Set problem |
Give the material once more, word for word, without any images.

The records |
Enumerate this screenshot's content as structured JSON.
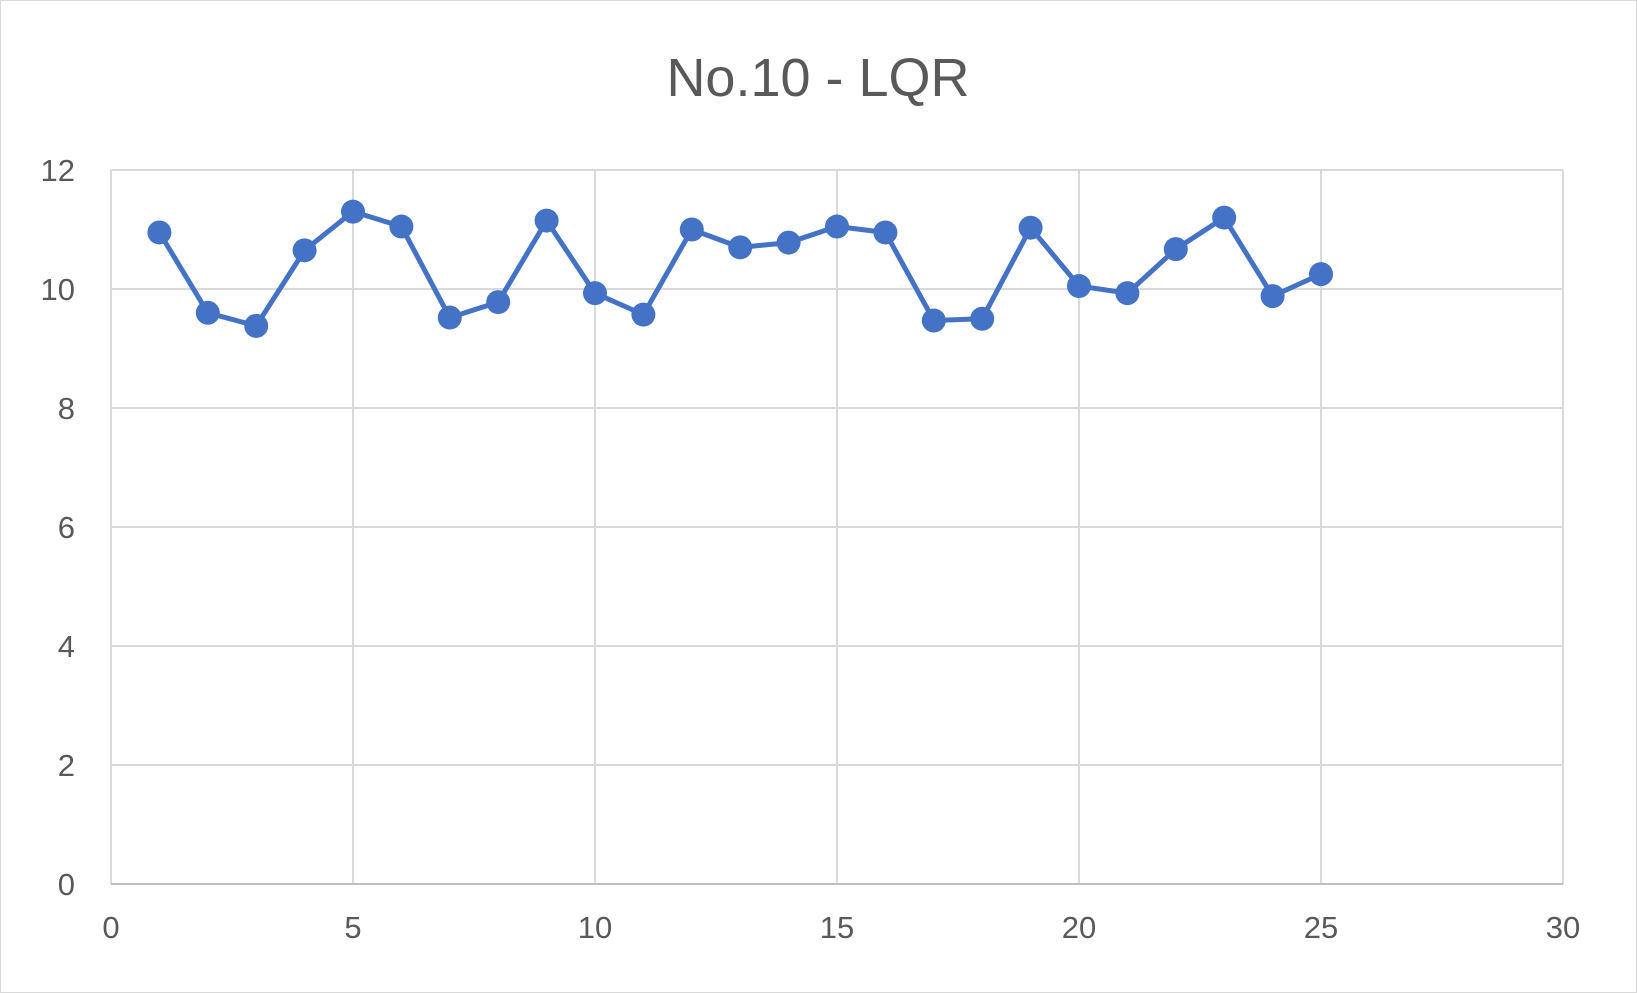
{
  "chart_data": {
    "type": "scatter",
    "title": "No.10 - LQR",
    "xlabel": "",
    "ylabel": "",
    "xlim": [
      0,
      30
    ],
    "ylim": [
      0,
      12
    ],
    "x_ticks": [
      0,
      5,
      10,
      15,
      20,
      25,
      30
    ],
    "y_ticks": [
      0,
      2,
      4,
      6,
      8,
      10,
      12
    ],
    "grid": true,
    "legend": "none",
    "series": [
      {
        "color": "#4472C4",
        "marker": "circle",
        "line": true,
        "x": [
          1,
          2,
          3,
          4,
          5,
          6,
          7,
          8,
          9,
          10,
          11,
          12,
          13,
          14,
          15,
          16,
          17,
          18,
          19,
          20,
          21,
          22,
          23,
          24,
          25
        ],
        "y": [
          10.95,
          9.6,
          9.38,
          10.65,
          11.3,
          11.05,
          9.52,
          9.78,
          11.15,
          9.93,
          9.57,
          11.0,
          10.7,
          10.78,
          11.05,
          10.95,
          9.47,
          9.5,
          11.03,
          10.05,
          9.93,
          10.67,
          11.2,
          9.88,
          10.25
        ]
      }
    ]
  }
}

Output |
Enumerate this screenshot's content as structured JSON.
{
  "chart_data": {
    "type": "scatter",
    "title": "No.10 - LQR",
    "xlabel": "",
    "ylabel": "",
    "xlim": [
      0,
      30
    ],
    "ylim": [
      0,
      12
    ],
    "x_ticks": [
      0,
      5,
      10,
      15,
      20,
      25,
      30
    ],
    "y_ticks": [
      0,
      2,
      4,
      6,
      8,
      10,
      12
    ],
    "grid": true,
    "legend": "none",
    "series": [
      {
        "color": "#4472C4",
        "marker": "circle",
        "line": true,
        "x": [
          1,
          2,
          3,
          4,
          5,
          6,
          7,
          8,
          9,
          10,
          11,
          12,
          13,
          14,
          15,
          16,
          17,
          18,
          19,
          20,
          21,
          22,
          23,
          24,
          25
        ],
        "y": [
          10.95,
          9.6,
          9.38,
          10.65,
          11.3,
          11.05,
          9.52,
          9.78,
          11.15,
          9.93,
          9.57,
          11.0,
          10.7,
          10.78,
          11.05,
          10.95,
          9.47,
          9.5,
          11.03,
          10.05,
          9.93,
          10.67,
          11.2,
          9.88,
          10.25
        ]
      }
    ]
  }
}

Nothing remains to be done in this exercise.